AIM OF THE TASK: Reproduce every entry in the listing without alteration.

Extracts from a graphics dataset
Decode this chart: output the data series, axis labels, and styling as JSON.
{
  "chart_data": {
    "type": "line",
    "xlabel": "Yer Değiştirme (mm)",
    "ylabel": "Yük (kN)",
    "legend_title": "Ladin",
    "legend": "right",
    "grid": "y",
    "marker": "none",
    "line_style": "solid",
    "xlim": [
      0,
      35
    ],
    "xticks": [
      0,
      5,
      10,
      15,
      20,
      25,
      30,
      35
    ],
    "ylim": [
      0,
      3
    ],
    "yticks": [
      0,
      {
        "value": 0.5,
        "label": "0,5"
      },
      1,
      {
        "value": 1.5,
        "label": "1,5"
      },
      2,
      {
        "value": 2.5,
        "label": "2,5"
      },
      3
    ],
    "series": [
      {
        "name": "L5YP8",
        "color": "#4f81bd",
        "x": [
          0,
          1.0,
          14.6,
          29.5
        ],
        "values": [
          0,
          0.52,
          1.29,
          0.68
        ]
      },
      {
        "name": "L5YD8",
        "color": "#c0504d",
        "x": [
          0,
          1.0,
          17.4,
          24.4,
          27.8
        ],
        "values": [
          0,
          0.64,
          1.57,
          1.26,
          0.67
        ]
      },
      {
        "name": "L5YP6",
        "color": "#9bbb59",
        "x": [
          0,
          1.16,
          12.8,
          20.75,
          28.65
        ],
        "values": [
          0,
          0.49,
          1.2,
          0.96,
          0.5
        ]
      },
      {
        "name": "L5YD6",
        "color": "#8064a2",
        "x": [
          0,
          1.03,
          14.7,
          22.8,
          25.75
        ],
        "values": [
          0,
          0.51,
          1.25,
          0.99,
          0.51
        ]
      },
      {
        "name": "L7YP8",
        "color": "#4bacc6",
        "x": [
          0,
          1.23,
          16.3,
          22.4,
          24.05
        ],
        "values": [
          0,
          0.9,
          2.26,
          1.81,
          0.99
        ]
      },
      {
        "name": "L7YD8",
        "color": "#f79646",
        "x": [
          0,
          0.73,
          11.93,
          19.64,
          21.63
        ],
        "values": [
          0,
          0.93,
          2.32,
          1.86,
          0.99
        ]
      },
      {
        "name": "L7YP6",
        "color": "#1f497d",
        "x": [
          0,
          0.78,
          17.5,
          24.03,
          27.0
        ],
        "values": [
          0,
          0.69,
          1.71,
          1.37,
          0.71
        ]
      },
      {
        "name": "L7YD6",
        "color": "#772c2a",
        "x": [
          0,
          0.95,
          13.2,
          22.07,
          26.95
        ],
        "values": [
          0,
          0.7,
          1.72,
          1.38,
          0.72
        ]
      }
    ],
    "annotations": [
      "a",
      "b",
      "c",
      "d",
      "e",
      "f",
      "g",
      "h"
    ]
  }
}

SOLUTION TO THE PROBLEM:
Decode this chart: output the data series, axis labels, and styling as JSON.
{
  "chart_data": {
    "type": "line",
    "xlabel": "Yer Değiştirme (mm)",
    "ylabel": "Yük (kN)",
    "legend_title": "Ladin",
    "legend": "right",
    "grid": "y",
    "marker": "none",
    "line_style": "solid",
    "xlim": [
      0,
      35
    ],
    "xticks": [
      0,
      5,
      10,
      15,
      20,
      25,
      30,
      35
    ],
    "ylim": [
      0,
      3
    ],
    "yticks": [
      0,
      {
        "value": 0.5,
        "label": "0,5"
      },
      1,
      {
        "value": 1.5,
        "label": "1,5"
      },
      2,
      {
        "value": 2.5,
        "label": "2,5"
      },
      3
    ],
    "series": [
      {
        "name": "L5YP8",
        "color": "#4f81bd",
        "x": [
          0,
          1.0,
          14.6,
          29.5
        ],
        "values": [
          0,
          0.52,
          1.29,
          0.68
        ]
      },
      {
        "name": "L5YD8",
        "color": "#c0504d",
        "x": [
          0,
          1.0,
          17.4,
          24.4,
          27.8
        ],
        "values": [
          0,
          0.64,
          1.57,
          1.26,
          0.67
        ]
      },
      {
        "name": "L5YP6",
        "color": "#9bbb59",
        "x": [
          0,
          1.16,
          12.8,
          20.75,
          28.65
        ],
        "values": [
          0,
          0.49,
          1.2,
          0.96,
          0.5
        ]
      },
      {
        "name": "L5YD6",
        "color": "#8064a2",
        "x": [
          0,
          1.03,
          14.7,
          22.8,
          25.75
        ],
        "values": [
          0,
          0.51,
          1.25,
          0.99,
          0.51
        ]
      },
      {
        "name": "L7YP8",
        "color": "#4bacc6",
        "x": [
          0,
          1.23,
          16.3,
          22.4,
          24.05
        ],
        "values": [
          0,
          0.9,
          2.26,
          1.81,
          0.99
        ]
      },
      {
        "name": "L7YD8",
        "color": "#f79646",
        "x": [
          0,
          0.73,
          11.93,
          19.64,
          21.63
        ],
        "values": [
          0,
          0.93,
          2.32,
          1.86,
          0.99
        ]
      },
      {
        "name": "L7YP6",
        "color": "#1f497d",
        "x": [
          0,
          0.78,
          17.5,
          24.03,
          27.0
        ],
        "values": [
          0,
          0.69,
          1.71,
          1.37,
          0.71
        ]
      },
      {
        "name": "L7YD6",
        "color": "#772c2a",
        "x": [
          0,
          0.95,
          13.2,
          22.07,
          26.95
        ],
        "values": [
          0,
          0.7,
          1.72,
          1.38,
          0.72
        ]
      }
    ],
    "annotations": [
      "a",
      "b",
      "c",
      "d",
      "e",
      "f",
      "g",
      "h"
    ]
  }
}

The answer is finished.